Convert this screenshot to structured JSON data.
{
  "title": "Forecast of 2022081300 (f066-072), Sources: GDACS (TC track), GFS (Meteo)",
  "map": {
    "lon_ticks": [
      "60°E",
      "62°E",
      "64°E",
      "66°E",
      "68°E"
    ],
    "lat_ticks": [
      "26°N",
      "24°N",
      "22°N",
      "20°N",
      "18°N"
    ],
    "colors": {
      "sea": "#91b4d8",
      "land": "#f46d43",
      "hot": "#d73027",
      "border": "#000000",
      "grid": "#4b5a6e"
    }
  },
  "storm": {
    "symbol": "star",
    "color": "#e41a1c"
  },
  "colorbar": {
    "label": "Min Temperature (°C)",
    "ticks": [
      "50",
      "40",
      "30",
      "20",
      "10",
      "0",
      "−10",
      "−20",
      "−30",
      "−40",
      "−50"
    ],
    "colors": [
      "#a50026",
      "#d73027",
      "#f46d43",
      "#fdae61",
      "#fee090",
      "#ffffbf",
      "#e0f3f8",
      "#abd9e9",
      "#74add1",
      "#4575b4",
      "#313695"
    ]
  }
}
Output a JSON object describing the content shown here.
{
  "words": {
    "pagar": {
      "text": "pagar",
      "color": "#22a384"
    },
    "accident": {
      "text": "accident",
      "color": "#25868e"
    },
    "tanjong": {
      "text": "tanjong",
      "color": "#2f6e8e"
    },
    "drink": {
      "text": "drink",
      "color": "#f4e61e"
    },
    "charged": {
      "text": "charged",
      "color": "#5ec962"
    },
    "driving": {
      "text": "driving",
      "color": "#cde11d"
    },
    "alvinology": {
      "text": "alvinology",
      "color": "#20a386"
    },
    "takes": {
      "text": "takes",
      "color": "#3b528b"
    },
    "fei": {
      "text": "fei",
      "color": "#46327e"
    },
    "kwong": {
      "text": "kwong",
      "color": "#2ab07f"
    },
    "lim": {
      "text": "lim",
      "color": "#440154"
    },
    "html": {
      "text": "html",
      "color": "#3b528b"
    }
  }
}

··········

▸ **GOAL**:
The records above should be repeated in full, exactly as given.

▸ **RESULT OF THE TASK**:
Convert this screenshot to structured JSON data.
{
  "title": "Forecast of 2022081300 (f066-072), Sources: GDACS (TC track), GFS (Meteo)",
  "map": {
    "lon_ticks": [
      "60°E",
      "62°E",
      "64°E",
      "66°E",
      "68°E"
    ],
    "lat_ticks": [
      "26°N",
      "24°N",
      "22°N",
      "20°N",
      "18°N"
    ],
    "colors": {
      "sea": "#91b4d8",
      "land": "#f46d43",
      "hot": "#d73027",
      "border": "#000000",
      "grid": "#4b5a6e"
    }
  },
  "storm": {
    "symbol": "star",
    "color": "#e41a1c"
  },
  "colorbar": {
    "label": "Min Temperature (°C)",
    "ticks": [
      "50",
      "40",
      "30",
      "20",
      "10",
      "0",
      "−10",
      "−20",
      "−30",
      "−40",
      "−50"
    ],
    "colors": [
      "#a50026",
      "#d73027",
      "#f46d43",
      "#fdae61",
      "#fee090",
      "#ffffbf",
      "#e0f3f8",
      "#abd9e9",
      "#74add1",
      "#4575b4",
      "#313695"
    ]
  }
}
Output a JSON object describing the content shown here.
{
  "words": {
    "pagar": {
      "text": "pagar",
      "color": "#22a384"
    },
    "accident": {
      "text": "accident",
      "color": "#25868e"
    },
    "tanjong": {
      "text": "tanjong",
      "color": "#2f6e8e"
    },
    "drink": {
      "text": "drink",
      "color": "#f4e61e"
    },
    "charged": {
      "text": "charged",
      "color": "#5ec962"
    },
    "driving": {
      "text": "driving",
      "color": "#cde11d"
    },
    "alvinology": {
      "text": "alvinology",
      "color": "#20a386"
    },
    "takes": {
      "text": "takes",
      "color": "#3b528b"
    },
    "fei": {
      "text": "fei",
      "color": "#46327e"
    },
    "kwong": {
      "text": "kwong",
      "color": "#2ab07f"
    },
    "lim": {
      "text": "lim",
      "color": "#440154"
    },
    "html": {
      "text": "html",
      "color": "#3b528b"
    }
  }
}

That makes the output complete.